* [Assigned task]:
Go through the data below. Pull out every line that has the word "seen".

### Recorded data ###

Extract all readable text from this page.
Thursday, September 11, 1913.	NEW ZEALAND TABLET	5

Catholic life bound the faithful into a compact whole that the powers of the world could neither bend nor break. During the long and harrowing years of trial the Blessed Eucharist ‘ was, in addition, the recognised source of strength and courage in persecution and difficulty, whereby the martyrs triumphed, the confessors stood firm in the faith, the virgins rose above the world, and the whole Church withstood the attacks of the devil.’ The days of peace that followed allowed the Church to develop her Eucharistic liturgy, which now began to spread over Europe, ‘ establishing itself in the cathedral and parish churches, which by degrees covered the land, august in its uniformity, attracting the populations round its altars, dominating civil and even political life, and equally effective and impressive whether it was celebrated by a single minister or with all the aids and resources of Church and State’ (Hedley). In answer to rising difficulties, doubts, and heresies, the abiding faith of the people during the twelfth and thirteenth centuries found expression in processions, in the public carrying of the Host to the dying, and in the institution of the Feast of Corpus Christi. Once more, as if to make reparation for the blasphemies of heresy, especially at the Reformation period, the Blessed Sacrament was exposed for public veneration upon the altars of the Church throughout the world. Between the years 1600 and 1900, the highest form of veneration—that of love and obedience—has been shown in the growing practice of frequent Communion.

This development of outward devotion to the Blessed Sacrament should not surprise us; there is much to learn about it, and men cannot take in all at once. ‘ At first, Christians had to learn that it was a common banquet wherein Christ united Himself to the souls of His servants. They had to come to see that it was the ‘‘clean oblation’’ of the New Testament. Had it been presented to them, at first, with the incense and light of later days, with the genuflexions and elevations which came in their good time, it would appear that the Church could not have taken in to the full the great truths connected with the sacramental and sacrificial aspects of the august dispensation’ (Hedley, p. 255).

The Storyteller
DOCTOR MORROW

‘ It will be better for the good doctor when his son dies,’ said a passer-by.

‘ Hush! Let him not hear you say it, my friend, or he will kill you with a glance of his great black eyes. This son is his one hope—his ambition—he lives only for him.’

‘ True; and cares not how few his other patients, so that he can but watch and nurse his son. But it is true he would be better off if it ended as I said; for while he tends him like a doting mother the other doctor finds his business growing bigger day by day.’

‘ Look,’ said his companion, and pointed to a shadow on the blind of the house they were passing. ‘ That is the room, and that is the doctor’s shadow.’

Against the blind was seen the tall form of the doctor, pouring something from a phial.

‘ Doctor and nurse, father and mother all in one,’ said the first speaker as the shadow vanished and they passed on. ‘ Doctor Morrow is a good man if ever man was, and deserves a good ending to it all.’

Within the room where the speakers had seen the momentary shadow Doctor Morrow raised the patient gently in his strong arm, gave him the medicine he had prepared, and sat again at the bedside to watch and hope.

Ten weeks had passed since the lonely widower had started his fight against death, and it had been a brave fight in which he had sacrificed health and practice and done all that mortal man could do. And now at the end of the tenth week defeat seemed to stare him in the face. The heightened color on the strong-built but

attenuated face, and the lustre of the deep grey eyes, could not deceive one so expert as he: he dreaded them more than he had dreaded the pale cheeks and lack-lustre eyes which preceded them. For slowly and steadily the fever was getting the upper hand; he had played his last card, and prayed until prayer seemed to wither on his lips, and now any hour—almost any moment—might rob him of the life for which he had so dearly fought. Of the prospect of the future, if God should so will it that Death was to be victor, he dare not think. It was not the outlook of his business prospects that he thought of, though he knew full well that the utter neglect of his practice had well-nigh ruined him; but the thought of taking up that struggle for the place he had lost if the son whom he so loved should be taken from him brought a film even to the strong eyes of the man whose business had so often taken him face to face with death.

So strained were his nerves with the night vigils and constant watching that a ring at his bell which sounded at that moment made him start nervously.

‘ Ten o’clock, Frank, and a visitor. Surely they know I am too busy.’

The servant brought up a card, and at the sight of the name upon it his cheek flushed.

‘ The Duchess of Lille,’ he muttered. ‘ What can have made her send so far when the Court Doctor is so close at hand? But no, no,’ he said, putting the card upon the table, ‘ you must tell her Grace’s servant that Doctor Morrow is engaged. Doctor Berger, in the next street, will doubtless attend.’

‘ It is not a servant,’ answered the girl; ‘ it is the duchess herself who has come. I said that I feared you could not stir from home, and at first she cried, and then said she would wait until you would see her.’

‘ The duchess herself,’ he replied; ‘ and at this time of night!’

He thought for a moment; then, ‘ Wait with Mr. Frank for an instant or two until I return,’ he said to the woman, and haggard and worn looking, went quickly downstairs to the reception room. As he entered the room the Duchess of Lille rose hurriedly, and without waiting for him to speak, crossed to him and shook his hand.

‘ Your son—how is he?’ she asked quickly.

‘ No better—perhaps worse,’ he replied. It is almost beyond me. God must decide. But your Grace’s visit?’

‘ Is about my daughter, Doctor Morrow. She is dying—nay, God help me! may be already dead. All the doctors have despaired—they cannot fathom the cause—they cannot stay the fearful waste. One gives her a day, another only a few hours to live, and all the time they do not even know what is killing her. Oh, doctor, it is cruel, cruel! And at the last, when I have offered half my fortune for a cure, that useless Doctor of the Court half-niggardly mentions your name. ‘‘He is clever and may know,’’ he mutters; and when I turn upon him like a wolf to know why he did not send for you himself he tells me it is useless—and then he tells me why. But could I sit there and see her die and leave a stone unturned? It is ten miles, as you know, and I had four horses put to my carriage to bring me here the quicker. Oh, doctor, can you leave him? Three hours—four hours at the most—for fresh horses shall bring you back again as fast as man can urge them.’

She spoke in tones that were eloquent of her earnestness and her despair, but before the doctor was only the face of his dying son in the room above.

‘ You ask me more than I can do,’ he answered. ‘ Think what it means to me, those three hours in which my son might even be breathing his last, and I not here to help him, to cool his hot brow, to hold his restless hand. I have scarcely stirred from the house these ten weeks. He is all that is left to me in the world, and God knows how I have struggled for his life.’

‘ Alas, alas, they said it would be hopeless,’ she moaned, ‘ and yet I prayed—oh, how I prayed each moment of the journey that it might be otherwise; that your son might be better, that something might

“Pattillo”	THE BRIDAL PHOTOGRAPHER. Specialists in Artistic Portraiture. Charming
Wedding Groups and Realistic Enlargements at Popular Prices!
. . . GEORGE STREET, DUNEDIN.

###

* [Result for this exercise]:
Against the blind was seen the tall form of the doctor, pouring something from a phial.
Within the room where the speakers had seen the momentary shadow Doctor Morrow raised the patient gently in his strong arm, gave him the medicine he had prepared, and sat again at the bedside to watch and hope.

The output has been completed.